YOUR INSTRUCTIONS – Reply with one number only, the count of lines holding the string "Customer".

DATA ROWS –
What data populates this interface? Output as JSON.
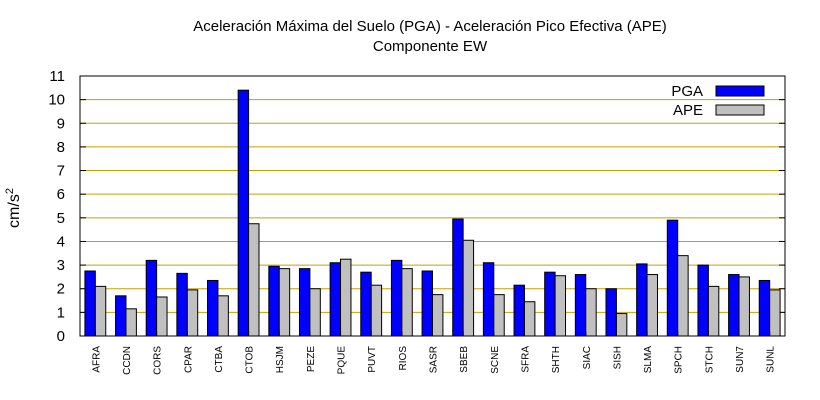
{
  "chart_data": {
    "type": "bar",
    "title": "Aceleración Máxima del Suelo (PGA) -  Aceleración Pico Efectiva (APE)",
    "subtitle": "Componente EW",
    "ylabel": "cm/s",
    "ylabel_sup": "2",
    "ylim": [
      0,
      11
    ],
    "yticks": [
      "0",
      "1",
      "2",
      "3",
      "4",
      "5",
      "6",
      "7",
      "8",
      "9",
      "10",
      "11"
    ],
    "grid": true,
    "legend_position": "top-right",
    "categories": [
      "AFRA",
      "CCDN",
      "CORS",
      "CPAR",
      "CTBA",
      "CTOB",
      "HSJM",
      "PEZE",
      "PQUE",
      "PUVT",
      "RIOS",
      "SASR",
      "SBEB",
      "SCNE",
      "SFRA",
      "SHTH",
      "SIAC",
      "SISH",
      "SLMA",
      "SPCH",
      "STCH",
      "SUN7",
      "SUNL"
    ],
    "series": [
      {
        "name": "PGA",
        "color": "#0000ff",
        "values": [
          2.75,
          1.7,
          3.2,
          2.65,
          2.35,
          10.4,
          2.95,
          2.85,
          3.1,
          2.7,
          3.2,
          2.75,
          4.95,
          3.1,
          2.15,
          2.7,
          2.6,
          2.0,
          3.05,
          4.9,
          3.0,
          2.6,
          2.35
        ]
      },
      {
        "name": "APE",
        "color": "#c0c0c0",
        "values": [
          2.1,
          1.15,
          1.65,
          1.95,
          1.7,
          4.75,
          2.85,
          2.0,
          3.25,
          2.15,
          2.85,
          1.75,
          4.05,
          1.75,
          1.45,
          2.55,
          2.0,
          0.95,
          2.6,
          3.4,
          2.1,
          2.5,
          1.95
        ]
      }
    ]
  }
}
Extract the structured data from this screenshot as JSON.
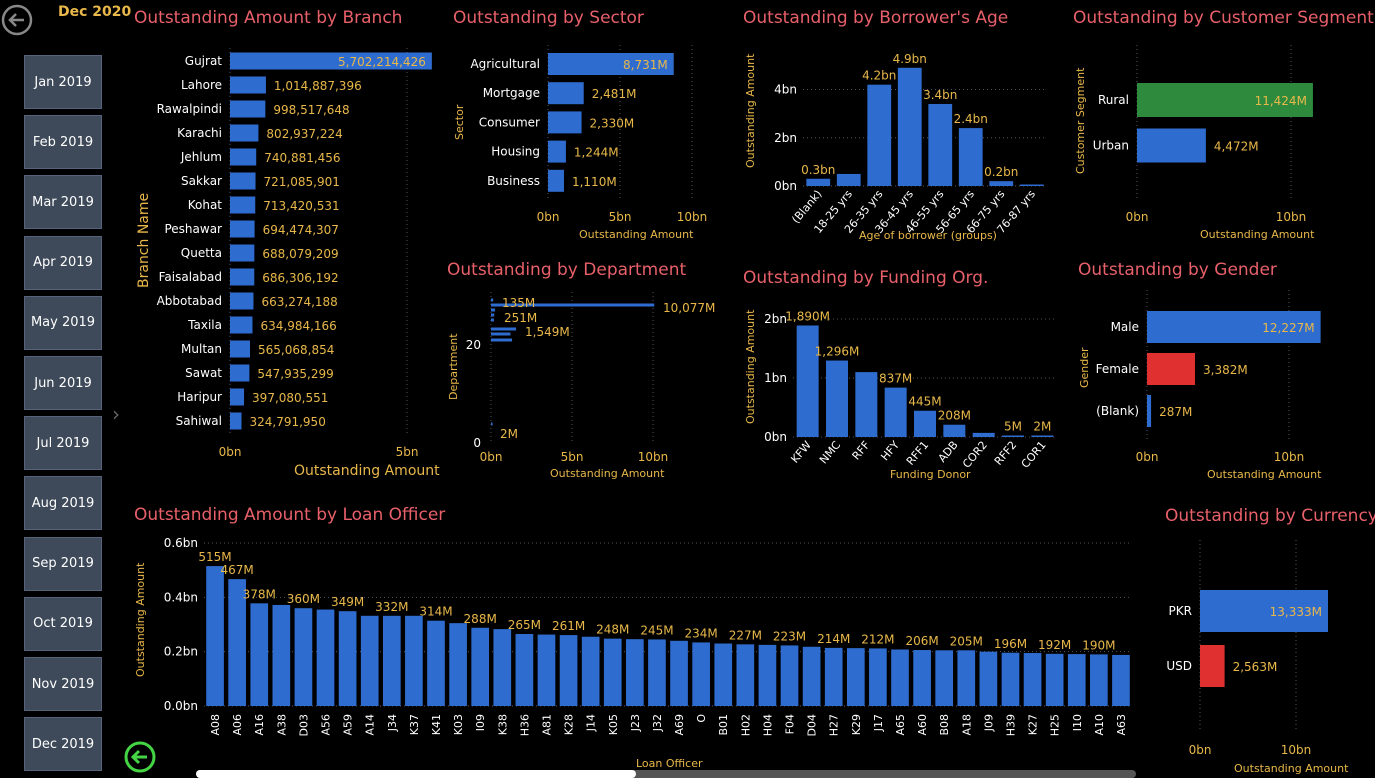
{
  "header": {
    "period": "Dec 2020",
    "back_icon": "back-arrow-icon"
  },
  "months": [
    "Jan 2019",
    "Feb 2019",
    "Mar 2019",
    "Apr 2019",
    "May 2019",
    "Jun 2019",
    "Jul 2019",
    "Aug 2019",
    "Sep 2019",
    "Oct 2019",
    "Nov 2019",
    "Dec 2019"
  ],
  "colors": {
    "bar": "#2f6ccf",
    "green": "#2e8b3e",
    "red": "#e03030",
    "title": "#e8606a",
    "label": "#e8b84a"
  },
  "charts": {
    "branch": {
      "title": "Outstanding Amount by Branch",
      "ylabel": "Branch Name",
      "xlabel": "Outstanding Amount",
      "ticks": [
        "0bn",
        "5bn"
      ],
      "categories": [
        "Gujrat",
        "Lahore",
        "Rawalpindi",
        "Karachi",
        "Jehlum",
        "Sakkar",
        "Kohat",
        "Peshawar",
        "Quetta",
        "Faisalabad",
        "Abbotabad",
        "Taxila",
        "Multan",
        "Sawat",
        "Haripur",
        "Sahiwal"
      ],
      "values": [
        5702214426,
        1014887396,
        998517648,
        802937224,
        740881456,
        721085901,
        713420531,
        694474307,
        688079209,
        686306192,
        663274188,
        634984166,
        565068854,
        547935299,
        397080551,
        324791950
      ],
      "labels": [
        "5,702,214,426",
        "1,014,887,396",
        "998,517,648",
        "802,937,224",
        "740,881,456",
        "721,085,901",
        "713,420,531",
        "694,474,307",
        "688,079,209",
        "686,306,192",
        "663,274,188",
        "634,984,166",
        "565,068,854",
        "547,935,299",
        "397,080,551",
        "324,791,950"
      ]
    },
    "sector": {
      "title": "Outstanding by Sector",
      "ylabel": "Sector",
      "xlabel": "Outstanding Amount",
      "ticks": [
        "0bn",
        "5bn",
        "10bn"
      ],
      "categories": [
        "Agricultural",
        "Mortgage",
        "Consumer",
        "Housing",
        "Business"
      ],
      "values": [
        8731,
        2481,
        2330,
        1244,
        1110
      ],
      "labels": [
        "8,731M",
        "2,481M",
        "2,330M",
        "1,244M",
        "1,110M"
      ]
    },
    "age": {
      "title": "Outstanding by Borrower's Age",
      "ylabel": "Outstanding Amount",
      "xlabel": "Age of borrower (groups)",
      "ticks": [
        "0bn",
        "2bn",
        "4bn"
      ],
      "categories": [
        "(Blank)",
        "18-25 yrs",
        "26-35 yrs",
        "36-45 yrs",
        "46-55 yrs",
        "56-65 yrs",
        "66-75 yrs",
        "76-87 yrs"
      ],
      "values": [
        0.3,
        0.5,
        4.2,
        4.9,
        3.4,
        2.4,
        0.2,
        0.05
      ],
      "labels": [
        "0.3bn",
        "",
        "4.2bn",
        "4.9bn",
        "3.4bn",
        "2.4bn",
        "0.2bn",
        ""
      ]
    },
    "segment": {
      "title": "Outstanding by Customer Segment",
      "ylabel": "Customer Segment",
      "xlabel": "Outstanding Amount",
      "ticks": [
        "0bn",
        "10bn"
      ],
      "categories": [
        "Rural",
        "Urban"
      ],
      "values": [
        11424,
        4472
      ],
      "labels": [
        "11,424M",
        "4,472M"
      ]
    },
    "department": {
      "title": "Outstanding by Department",
      "ylabel": "Department",
      "xlabel": "Outstanding Amount",
      "ticks": [
        "0bn",
        "5bn",
        "10bn"
      ],
      "yticks": [
        "20",
        "0"
      ],
      "labels": [
        "135M",
        "251M",
        "1,549M",
        "10,077M",
        "2M"
      ]
    },
    "funding": {
      "title": "Outstanding by Funding Org.",
      "ylabel": "Outstanding Amount",
      "xlabel": "Funding Donor",
      "ticks": [
        "0bn",
        "1bn",
        "2bn"
      ],
      "categories": [
        "KFW",
        "NMC",
        "RFF",
        "HFY",
        "RFF1",
        "ADB",
        "COR2",
        "RFF2",
        "COR1"
      ],
      "values": [
        1890,
        1296,
        1100,
        837,
        445,
        208,
        70,
        5,
        2
      ],
      "labels": [
        "1,890M",
        "1,296M",
        "",
        "837M",
        "445M",
        "208M",
        "",
        "5M",
        "2M"
      ]
    },
    "gender": {
      "title": "Outstanding by Gender",
      "ylabel": "Gender",
      "xlabel": "Outstanding Amount",
      "ticks": [
        "0bn",
        "10bn"
      ],
      "categories": [
        "Male",
        "Female",
        "(Blank)"
      ],
      "values": [
        12227,
        3382,
        287
      ],
      "labels": [
        "12,227M",
        "3,382M",
        "287M"
      ]
    },
    "officer": {
      "title": "Outstanding Amount by Loan Officer",
      "ylabel": "Outstanding Amount",
      "xlabel": "Loan Officer",
      "ticks": [
        "0.0bn",
        "0.2bn",
        "0.4bn",
        "0.6bn"
      ],
      "categories": [
        "A08",
        "A06",
        "A16",
        "A38",
        "D03",
        "A56",
        "A59",
        "A14",
        "J34",
        "K37",
        "K41",
        "K03",
        "I09",
        "K38",
        "H36",
        "A81",
        "K28",
        "J14",
        "K05",
        "J23",
        "J32",
        "A69",
        "O",
        "B01",
        "H02",
        "H04",
        "F04",
        "D04",
        "H27",
        "K29",
        "J17",
        "A65",
        "A60",
        "B08",
        "A18",
        "J09",
        "H39",
        "K27",
        "H25",
        "I10",
        "A10",
        "A63"
      ],
      "values": [
        515,
        467,
        378,
        372,
        360,
        355,
        349,
        332,
        332,
        332,
        314,
        305,
        288,
        283,
        265,
        263,
        261,
        255,
        248,
        246,
        245,
        240,
        234,
        230,
        227,
        225,
        223,
        218,
        214,
        213,
        212,
        208,
        206,
        205,
        205,
        200,
        196,
        195,
        192,
        191,
        190,
        188
      ],
      "labels": [
        "515M",
        "467M",
        "378M",
        "",
        "360M",
        "",
        "349M",
        "",
        "332M",
        "",
        "314M",
        "",
        "288M",
        "",
        "265M",
        "",
        "261M",
        "",
        "248M",
        "",
        "245M",
        "",
        "234M",
        "",
        "227M",
        "",
        "223M",
        "",
        "214M",
        "",
        "212M",
        "",
        "206M",
        "",
        "205M",
        "",
        "196M",
        "",
        "192M",
        "",
        "190M",
        ""
      ]
    },
    "currency": {
      "title": "Outstanding by Currency",
      "xlabel": "Outstanding Amount",
      "ticks": [
        "0bn",
        "10bn"
      ],
      "categories": [
        "PKR",
        "USD"
      ],
      "values": [
        13333,
        2563
      ],
      "labels": [
        "13,333M",
        "2,563M"
      ]
    }
  }
}
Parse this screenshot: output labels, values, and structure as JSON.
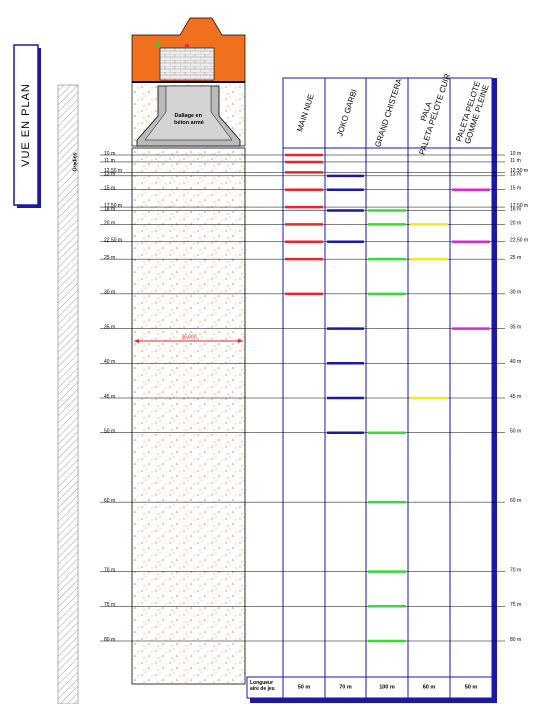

ANSWER IN FULL – 2